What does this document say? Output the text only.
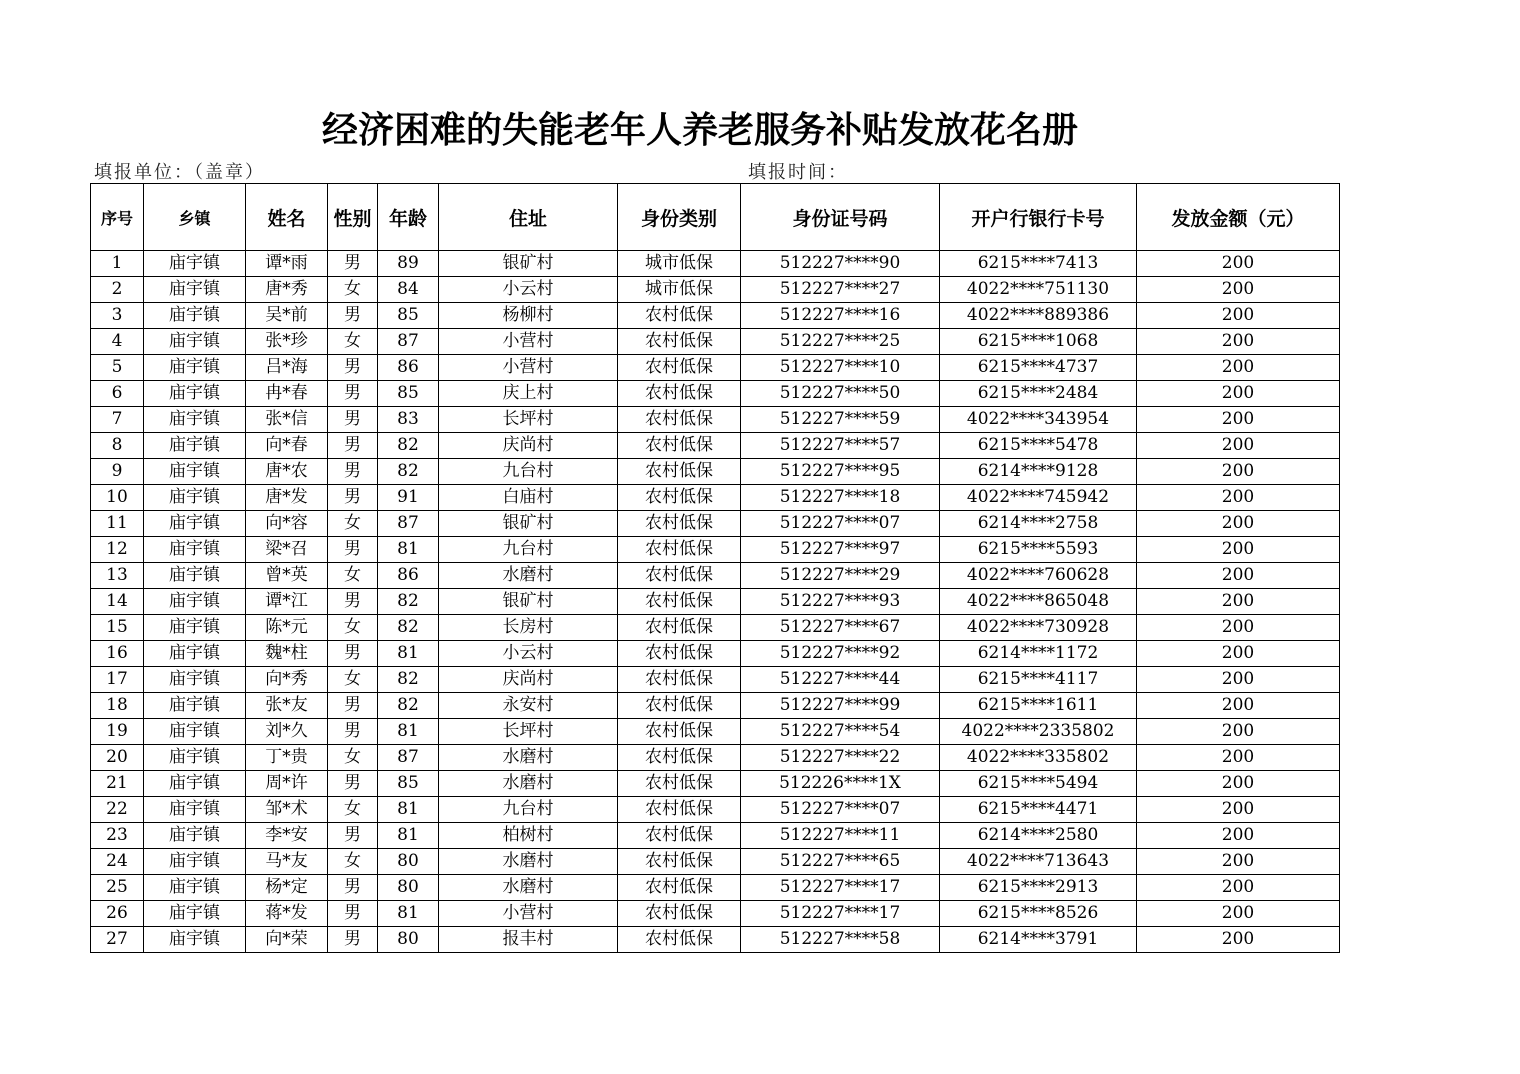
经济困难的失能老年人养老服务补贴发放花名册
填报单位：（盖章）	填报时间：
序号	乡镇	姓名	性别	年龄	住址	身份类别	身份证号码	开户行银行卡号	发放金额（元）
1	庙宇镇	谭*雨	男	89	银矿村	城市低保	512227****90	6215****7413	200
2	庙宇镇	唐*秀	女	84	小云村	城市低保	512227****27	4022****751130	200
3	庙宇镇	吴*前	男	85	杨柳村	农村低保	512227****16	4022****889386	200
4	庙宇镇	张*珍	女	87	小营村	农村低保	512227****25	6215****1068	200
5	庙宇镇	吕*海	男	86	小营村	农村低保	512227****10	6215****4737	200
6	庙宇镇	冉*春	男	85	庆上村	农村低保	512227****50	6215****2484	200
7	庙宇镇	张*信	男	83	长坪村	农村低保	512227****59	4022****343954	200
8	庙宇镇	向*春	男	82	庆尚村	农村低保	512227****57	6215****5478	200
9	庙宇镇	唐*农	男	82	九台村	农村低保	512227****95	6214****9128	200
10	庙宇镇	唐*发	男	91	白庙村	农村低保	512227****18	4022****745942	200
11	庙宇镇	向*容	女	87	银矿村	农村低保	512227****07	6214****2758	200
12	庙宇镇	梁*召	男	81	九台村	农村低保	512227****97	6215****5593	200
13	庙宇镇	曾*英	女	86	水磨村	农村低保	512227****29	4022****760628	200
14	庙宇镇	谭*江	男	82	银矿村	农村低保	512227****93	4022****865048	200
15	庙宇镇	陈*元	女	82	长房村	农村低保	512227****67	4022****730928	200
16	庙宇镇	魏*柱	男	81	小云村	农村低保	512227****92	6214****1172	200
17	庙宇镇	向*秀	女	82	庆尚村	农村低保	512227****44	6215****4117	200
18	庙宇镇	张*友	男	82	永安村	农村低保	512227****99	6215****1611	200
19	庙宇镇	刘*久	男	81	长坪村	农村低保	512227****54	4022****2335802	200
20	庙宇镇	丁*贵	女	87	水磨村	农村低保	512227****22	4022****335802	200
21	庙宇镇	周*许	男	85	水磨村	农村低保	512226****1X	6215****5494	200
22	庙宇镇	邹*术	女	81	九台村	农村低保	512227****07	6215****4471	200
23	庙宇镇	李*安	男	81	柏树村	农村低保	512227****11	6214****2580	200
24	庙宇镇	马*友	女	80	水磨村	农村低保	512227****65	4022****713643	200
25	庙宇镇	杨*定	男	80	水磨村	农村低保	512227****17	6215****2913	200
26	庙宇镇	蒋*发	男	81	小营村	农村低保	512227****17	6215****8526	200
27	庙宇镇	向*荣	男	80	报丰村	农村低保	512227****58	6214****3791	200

-.-.-

▶ _INSTRUCTION_: Return only those lines of the records that contain the string "城市低保".

▶ _RESULT_:
1	庙宇镇	谭*雨	男	89	银矿村	城市低保	512227****90	6215****7413	200
2	庙宇镇	唐*秀	女	84	小云村	城市低保	512227****27	4022****751130	200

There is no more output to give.